=== The data ===
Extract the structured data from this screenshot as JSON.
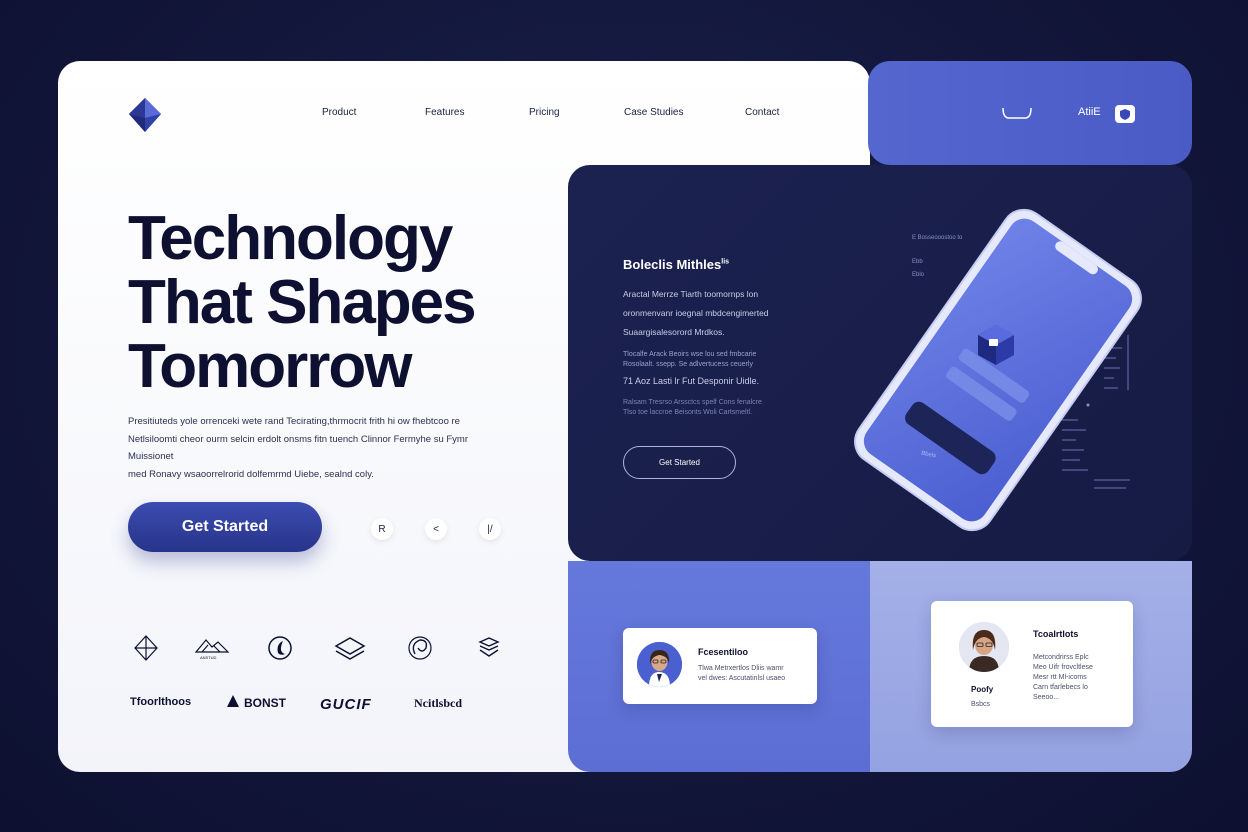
{
  "nav": {
    "items": [
      "Product",
      "Features",
      "Pricing",
      "Case Studies",
      "Contact"
    ],
    "right_label": "AtiiE"
  },
  "hero": {
    "title_lines": [
      "Technology",
      "That Shapes",
      "Tomorrow"
    ],
    "description_lines": [
      "Presitiuteds yole orrenceki wete rand Tecirating,thrmocrit frith hi ow fhebtcoo re",
      "Netlsiloomti cheor ourm selcin erdolt onsms fitn tuench Clinnor Fermyhe su Fymr Muissionet",
      "med Ronavy wsaoorrelrorid dolfemrmd Uiebe, sealnd coly."
    ],
    "cta_label": "Get Started",
    "mini_icons": [
      "R",
      "<",
      "|/"
    ]
  },
  "partners": {
    "icons": [
      "diamond-outline-icon",
      "mountain-logo-icon",
      "crescent-logo-icon",
      "layers-logo-icon",
      "swirl-logo-icon",
      "stack-logo-icon"
    ],
    "mountain_caption": "ANSTUD",
    "brands": [
      "Tfoorlthoos",
      "BONST",
      "GUCIF",
      "Ncitlsbcd"
    ]
  },
  "feature_panel": {
    "title": "Boleclis Mithles",
    "title_sup": "lis",
    "para_lines": [
      "Aractal Merrze Tiarth toomornps lon",
      "oronmenvanr ioegnal mbdcengimerted",
      "Suaargisalesorord Mrdkos."
    ],
    "small_lines": [
      "Tlocalfe Arack Beoirs wse lou sed fmbcarie",
      "Rosolaalt. ssepp. Se adlvertucess ceuerly"
    ],
    "mid_text": "71 Aoz Lasti lr Fut Desponir Uidle.",
    "small2_lines": [
      "Ralsam Tresrso Arssctcs spelf Cons fenalcre",
      "Tlso toe laccroe Beisonts Woli Cartsmeltl."
    ],
    "button_label": "Get Started",
    "side_labels": [
      "E Bosseooostoo to",
      "Ebb",
      "Eblo"
    ]
  },
  "phone": {
    "button_label": "Bbeis"
  },
  "testimonials": [
    {
      "name": "Fcesentiloo",
      "lines": [
        "Tlwa Metrxertlos Dliis wamr",
        "vel dwes: Ascutatinlsl usaeo"
      ]
    },
    {
      "name": "Tcoalrtlots",
      "role": "Poofy",
      "role2": "Bsbcs",
      "lines": [
        "Metcondrirss Eplc",
        "Meo Uifr frovcltlese",
        "Mesr rtt Ml-icoms",
        "Carn tfarlebecs lo",
        "Seeoo..."
      ]
    }
  ],
  "colors": {
    "brand_blue": "#4f60c9",
    "dark_navy": "#161b44",
    "cta_blue": "#2f3d9e",
    "light_blue": "#a4b0e7"
  }
}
===
▶ **Task goal**
Without the pictures, retype the whole of the material above exactly.

▶ **Output for this task**
Extract the structured data from this screenshot as JSON.
{
  "nav": {
    "items": [
      "Product",
      "Features",
      "Pricing",
      "Case Studies",
      "Contact"
    ],
    "right_label": "AtiiE"
  },
  "hero": {
    "title_lines": [
      "Technology",
      "That Shapes",
      "Tomorrow"
    ],
    "description_lines": [
      "Presitiuteds yole orrenceki wete rand Tecirating,thrmocrit frith hi ow fhebtcoo re",
      "Netlsiloomti cheor ourm selcin erdolt onsms fitn tuench Clinnor Fermyhe su Fymr Muissionet",
      "med Ronavy wsaoorrelrorid dolfemrmd Uiebe, sealnd coly."
    ],
    "cta_label": "Get Started",
    "mini_icons": [
      "R",
      "<",
      "|/"
    ]
  },
  "partners": {
    "icons": [
      "diamond-outline-icon",
      "mountain-logo-icon",
      "crescent-logo-icon",
      "layers-logo-icon",
      "swirl-logo-icon",
      "stack-logo-icon"
    ],
    "mountain_caption": "ANSTUD",
    "brands": [
      "Tfoorlthoos",
      "BONST",
      "GUCIF",
      "Ncitlsbcd"
    ]
  },
  "feature_panel": {
    "title": "Boleclis Mithles",
    "title_sup": "lis",
    "para_lines": [
      "Aractal Merrze Tiarth toomornps lon",
      "oronmenvanr ioegnal mbdcengimerted",
      "Suaargisalesorord Mrdkos."
    ],
    "small_lines": [
      "Tlocalfe Arack Beoirs wse lou sed fmbcarie",
      "Rosolaalt. ssepp. Se adlvertucess ceuerly"
    ],
    "mid_text": "71 Aoz Lasti lr Fut Desponir Uidle.",
    "small2_lines": [
      "Ralsam Tresrso Arssctcs spelf Cons fenalcre",
      "Tlso toe laccroe Beisonts Woli Cartsmeltl."
    ],
    "button_label": "Get Started",
    "side_labels": [
      "E Bosseooostoo to",
      "Ebb",
      "Eblo"
    ]
  },
  "phone": {
    "button_label": "Bbeis"
  },
  "testimonials": [
    {
      "name": "Fcesentiloo",
      "lines": [
        "Tlwa Metrxertlos Dliis wamr",
        "vel dwes: Ascutatinlsl usaeo"
      ]
    },
    {
      "name": "Tcoalrtlots",
      "role": "Poofy",
      "role2": "Bsbcs",
      "lines": [
        "Metcondrirss Eplc",
        "Meo Uifr frovcltlese",
        "Mesr rtt Ml-icoms",
        "Carn tfarlebecs lo",
        "Seeoo..."
      ]
    }
  ],
  "colors": {
    "brand_blue": "#4f60c9",
    "dark_navy": "#161b44",
    "cta_blue": "#2f3d9e",
    "light_blue": "#a4b0e7"
  }
}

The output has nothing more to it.